§ TUGAS YANG DIBERIKAN: Tulis ulang bagian kutipan tentang tahapan Pemilu 2024 yang dimulai pada kata "Partai politik peserta pemilu juga" dan berakhir setelah "Partai Ummat (24).". Dalam bagian itu, ganti setiap "dinamika" dengan "perkembangan".

§ KUTIPAN TEKS:
+++++

Komisi Pemilihan Umum sebagai penyelenggara pun sibuk dengan tugas-tugas kepemiluan. Proses tahapan pemilu sudah dimulai sejak diluncurkan pada 14 Juni 2022 lalu atau tepat sejak 20 bulan sebelum hari pemungutan suara. Hal ini seusai dengan konstitusi dan undang-undang yang mengamanatkan dimulainya tahapan Pemilu 2024.
Partai politik peserta pemilu juga sudah ditetapkan, meski ada dinamika yang terjadi dalam proses pendaftaran hingga penetapan parpol peserta pemilu yang digelar KPU.
Awalnya, KPU RI pada Desember 2022 menetapkan 17 partai politik nasional peserta pemilu, namun karena dinamika yang terjadi, partai politik peserta ke-18 dinyatakan lolos dan turut ditetapkan.
Partai politik peserta pemilu tersebut yakni Partai Kebangkitan Bangsa (PKB) dengan nomor urut 1, Partai Gerindra (2), PDI Perjuangan (3), Partai Golkar (4), Partai NasDem (5), Partai Buruh (6), Partai Gelora (7), PKS (8), Partai Kebangkitan Nasional (PKN) (9), Partai Hanura (10), Partai Garuda (11), PAN (12), PBB (13), Partai Demokrat (14), PSI (15), Perindo (16), PPP (17), dan Partai Ummat (24).
Kemudian sejak 6 Desember 2022, KPU juga telah memulai tahapan untuk pencalonan anggota DPD RI. Pada 24 April 2023, tahapan memasuki pencalonan anggota DPR, DPRD provinsi, kabupaten dan kota yang kemudian dilanjutkan dengan tahapan pencalonan presiden dan wakil presiden pada Oktober mendatang.
Penyelenggaraan pemilu pun sudah berada pada tahapan pencocokan dan penelitian data pemilih. Setiap petugas pemilu telah mendatangi rumah-rumah warga untuk memastikan setiap individu yang berhak memilih masuk dalam daftar pemilih Pemilu 2024.

+++++

§ CUPLIKAN DATA:
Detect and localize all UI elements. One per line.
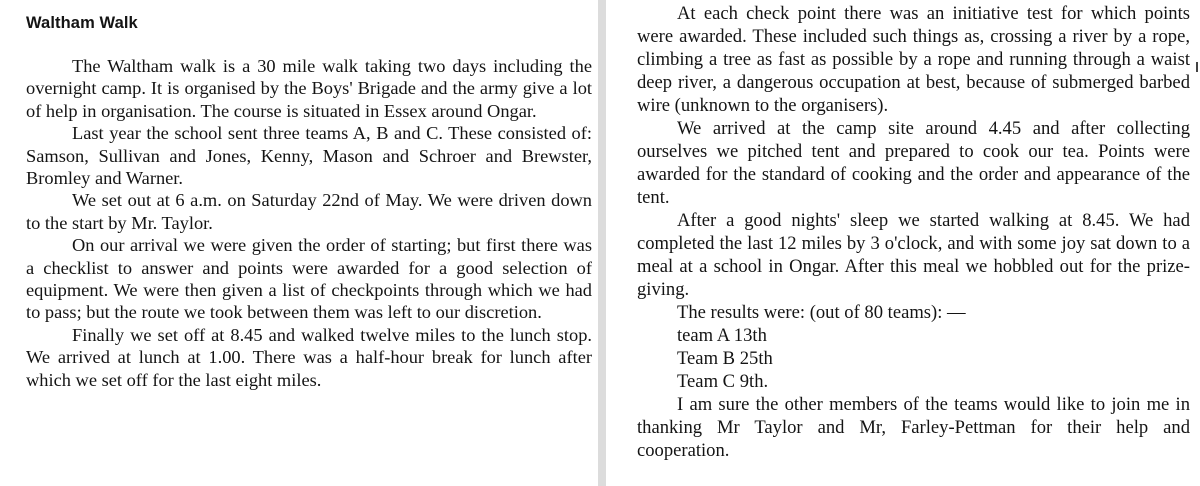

+++++

§ JAWABAN TUGAS:
Partai politik peserta pemilu juga sudah ditetapkan, meski ada perkembangan yang terjadi dalam proses pendaftaran hingga penetapan parpol peserta pemilu yang digelar KPU.
Awalnya, KPU RI pada Desember 2022 menetapkan 17 partai politik nasional peserta pemilu, namun karena perkembangan yang terjadi, partai politik peserta ke-18 dinyatakan lolos dan turut ditetapkan.
Partai politik peserta pemilu tersebut yakni Partai Kebangkitan Bangsa (PKB) dengan nomor urut 1, Partai Gerindra (2), PDI Perjuangan (3), Partai Golkar (4), Partai NasDem (5), Partai Buruh (6), Partai Gelora (7), PKS (8), Partai Kebangkitan Nasional (PKN) (9), Partai Hanura (10), Partai Garuda (11), PAN (12), PBB (13), Partai Demokrat (14), PSI (15), Perindo (16), PPP (17), dan Partai Ummat (24).